WHAT TO DO
Output the material beneath this task exactly, images excluded.

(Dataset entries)
(begin)
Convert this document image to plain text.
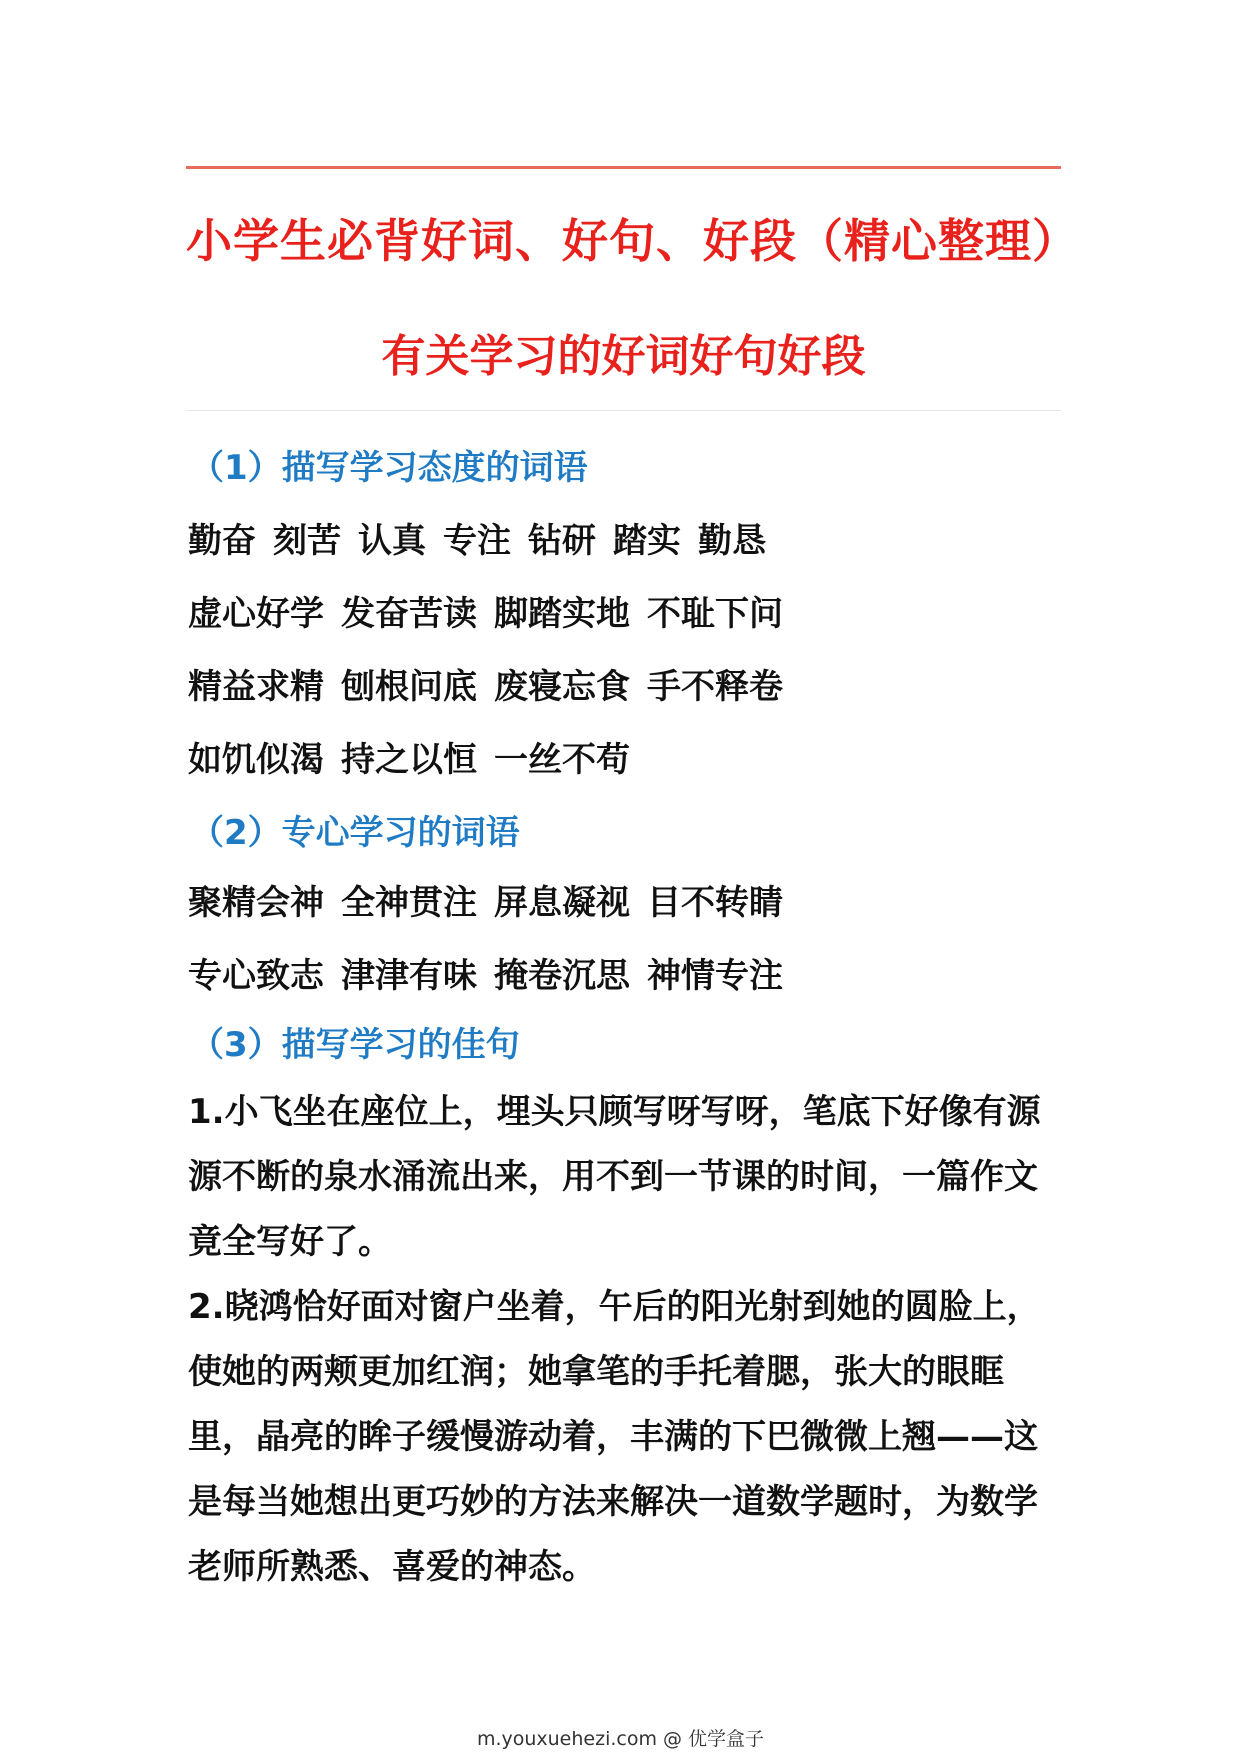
小学生必背好词、好句、好段（精心整理）
有关学习的好词好句好段
（1）描写学习态度的词语
勤奋 刻苦 认真 专注 钻研 踏实 勤恳
虚心好学 发奋苦读 脚踏实地 不耻下问
精益求精 刨根问底 废寝忘食 手不释卷
如饥似渴 持之以恒 一丝不苟
（2）专心学习的词语
聚精会神 全神贯注 屏息凝视 目不转睛
专心致志 津津有味 掩卷沉思 神情专注
（3）描写学习的佳句

1.小飞坐在座位上，埋头只顾写呀写呀，笔底下好像有源源不断的泉水涌流出来，用不到一节课的时间，一篇作文竟全写好了。

2.晓鸿恰好面对窗户坐着，午后的阳光射到她的圆脸上，使她的两颊更加红润；她拿笔的手托着腮，张大的眼眶里，晶亮的眸子缓慢游动着，丰满的下巴微微上翘——这是每当她想出更巧妙的方法来解决一道数学题时，为数学老师所熟悉、喜爱的神态。

m.youxuehezi.com @ 优学盒子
(end)
ANSWER TO THE TASK
Convert this document image to plain text.
小学生必背好词、好句、好段（精心整理）
有关学习的好词好句好段
（1）描写学习态度的词语
勤奋 刻苦 认真 专注 钻研 踏实 勤恳
虚心好学 发奋苦读 脚踏实地 不耻下问
精益求精 刨根问底 废寝忘食 手不释卷
如饥似渴 持之以恒 一丝不苟
（2）专心学习的词语
聚精会神 全神贯注 屏息凝视 目不转睛
专心致志 津津有味 掩卷沉思 神情专注
（3）描写学习的佳句

1.小飞坐在座位上，埋头只顾写呀写呀，笔底下好像有源源不断的泉水涌流出来，用不到一节课的时间，一篇作文竟全写好了。

2.晓鸿恰好面对窗户坐着，午后的阳光射到她的圆脸上，使她的两颊更加红润；她拿笔的手托着腮，张大的眼眶里，晶亮的眸子缓慢游动着，丰满的下巴微微上翘——这是每当她想出更巧妙的方法来解决一道数学题时，为数学老师所熟悉、喜爱的神态。

m.youxuehezi.com @ 优学盒子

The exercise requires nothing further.